> WHAT YOU SHOULD DO: Extract the listing below in full, unchanged.
__________
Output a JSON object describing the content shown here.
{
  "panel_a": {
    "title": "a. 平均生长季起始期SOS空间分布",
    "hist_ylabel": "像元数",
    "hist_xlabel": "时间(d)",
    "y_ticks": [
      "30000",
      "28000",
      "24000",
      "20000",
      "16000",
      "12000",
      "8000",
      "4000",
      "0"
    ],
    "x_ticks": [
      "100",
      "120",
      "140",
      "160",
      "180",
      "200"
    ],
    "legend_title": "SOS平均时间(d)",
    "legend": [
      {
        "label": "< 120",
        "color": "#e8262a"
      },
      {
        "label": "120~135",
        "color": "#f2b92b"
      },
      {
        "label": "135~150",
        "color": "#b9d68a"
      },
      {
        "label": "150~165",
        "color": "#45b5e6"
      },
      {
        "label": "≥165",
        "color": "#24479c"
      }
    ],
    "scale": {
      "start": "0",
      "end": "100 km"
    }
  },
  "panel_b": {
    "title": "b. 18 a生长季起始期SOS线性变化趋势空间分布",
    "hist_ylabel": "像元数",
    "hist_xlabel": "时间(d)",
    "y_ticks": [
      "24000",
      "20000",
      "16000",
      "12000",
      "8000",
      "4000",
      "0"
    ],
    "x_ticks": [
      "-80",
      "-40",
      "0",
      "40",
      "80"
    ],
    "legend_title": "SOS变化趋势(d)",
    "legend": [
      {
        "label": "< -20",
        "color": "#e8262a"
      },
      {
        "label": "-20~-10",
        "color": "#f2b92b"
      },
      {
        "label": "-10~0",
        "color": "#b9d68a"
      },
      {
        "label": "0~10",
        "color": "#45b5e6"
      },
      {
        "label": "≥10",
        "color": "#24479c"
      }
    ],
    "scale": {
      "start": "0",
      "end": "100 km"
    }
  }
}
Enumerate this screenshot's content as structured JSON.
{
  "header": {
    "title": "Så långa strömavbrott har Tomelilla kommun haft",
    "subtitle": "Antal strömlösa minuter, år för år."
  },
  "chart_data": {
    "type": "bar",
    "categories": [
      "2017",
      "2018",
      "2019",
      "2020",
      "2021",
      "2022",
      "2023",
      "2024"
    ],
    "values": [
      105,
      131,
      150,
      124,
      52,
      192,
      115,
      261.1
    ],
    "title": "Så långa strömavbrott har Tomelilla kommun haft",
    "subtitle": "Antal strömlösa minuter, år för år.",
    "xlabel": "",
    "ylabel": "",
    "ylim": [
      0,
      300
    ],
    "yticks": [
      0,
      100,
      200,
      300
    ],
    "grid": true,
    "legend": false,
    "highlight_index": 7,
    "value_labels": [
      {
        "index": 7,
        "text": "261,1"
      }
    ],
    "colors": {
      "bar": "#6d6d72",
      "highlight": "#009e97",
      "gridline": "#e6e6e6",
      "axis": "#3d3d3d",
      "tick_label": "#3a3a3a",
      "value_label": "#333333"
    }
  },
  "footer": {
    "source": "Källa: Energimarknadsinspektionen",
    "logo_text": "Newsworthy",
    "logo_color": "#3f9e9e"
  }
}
__________
> TASK RESPONSE:
Output a JSON object describing the content shown here.
{
  "panel_a": {
    "title": "a. 平均生长季起始期SOS空间分布",
    "hist_ylabel": "像元数",
    "hist_xlabel": "时间(d)",
    "y_ticks": [
      "30000",
      "28000",
      "24000",
      "20000",
      "16000",
      "12000",
      "8000",
      "4000",
      "0"
    ],
    "x_ticks": [
      "100",
      "120",
      "140",
      "160",
      "180",
      "200"
    ],
    "legend_title": "SOS平均时间(d)",
    "legend": [
      {
        "label": "< 120",
        "color": "#e8262a"
      },
      {
        "label": "120~135",
        "color": "#f2b92b"
      },
      {
        "label": "135~150",
        "color": "#b9d68a"
      },
      {
        "label": "150~165",
        "color": "#45b5e6"
      },
      {
        "label": "≥165",
        "color": "#24479c"
      }
    ],
    "scale": {
      "start": "0",
      "end": "100 km"
    }
  },
  "panel_b": {
    "title": "b. 18 a生长季起始期SOS线性变化趋势空间分布",
    "hist_ylabel": "像元数",
    "hist_xlabel": "时间(d)",
    "y_ticks": [
      "24000",
      "20000",
      "16000",
      "12000",
      "8000",
      "4000",
      "0"
    ],
    "x_ticks": [
      "-80",
      "-40",
      "0",
      "40",
      "80"
    ],
    "legend_title": "SOS变化趋势(d)",
    "legend": [
      {
        "label": "< -20",
        "color": "#e8262a"
      },
      {
        "label": "-20~-10",
        "color": "#f2b92b"
      },
      {
        "label": "-10~0",
        "color": "#b9d68a"
      },
      {
        "label": "0~10",
        "color": "#45b5e6"
      },
      {
        "label": "≥10",
        "color": "#24479c"
      }
    ],
    "scale": {
      "start": "0",
      "end": "100 km"
    }
  }
}
Enumerate this screenshot's content as structured JSON.
{
  "header": {
    "title": "Så långa strömavbrott har Tomelilla kommun haft",
    "subtitle": "Antal strömlösa minuter, år för år."
  },
  "chart_data": {
    "type": "bar",
    "categories": [
      "2017",
      "2018",
      "2019",
      "2020",
      "2021",
      "2022",
      "2023",
      "2024"
    ],
    "values": [
      105,
      131,
      150,
      124,
      52,
      192,
      115,
      261.1
    ],
    "title": "Så långa strömavbrott har Tomelilla kommun haft",
    "subtitle": "Antal strömlösa minuter, år för år.",
    "xlabel": "",
    "ylabel": "",
    "ylim": [
      0,
      300
    ],
    "yticks": [
      0,
      100,
      200,
      300
    ],
    "grid": true,
    "legend": false,
    "highlight_index": 7,
    "value_labels": [
      {
        "index": 7,
        "text": "261,1"
      }
    ],
    "colors": {
      "bar": "#6d6d72",
      "highlight": "#009e97",
      "gridline": "#e6e6e6",
      "axis": "#3d3d3d",
      "tick_label": "#3a3a3a",
      "value_label": "#333333"
    }
  },
  "footer": {
    "source": "Källa: Energimarknadsinspektionen",
    "logo_text": "Newsworthy",
    "logo_color": "#3f9e9e"
  }
}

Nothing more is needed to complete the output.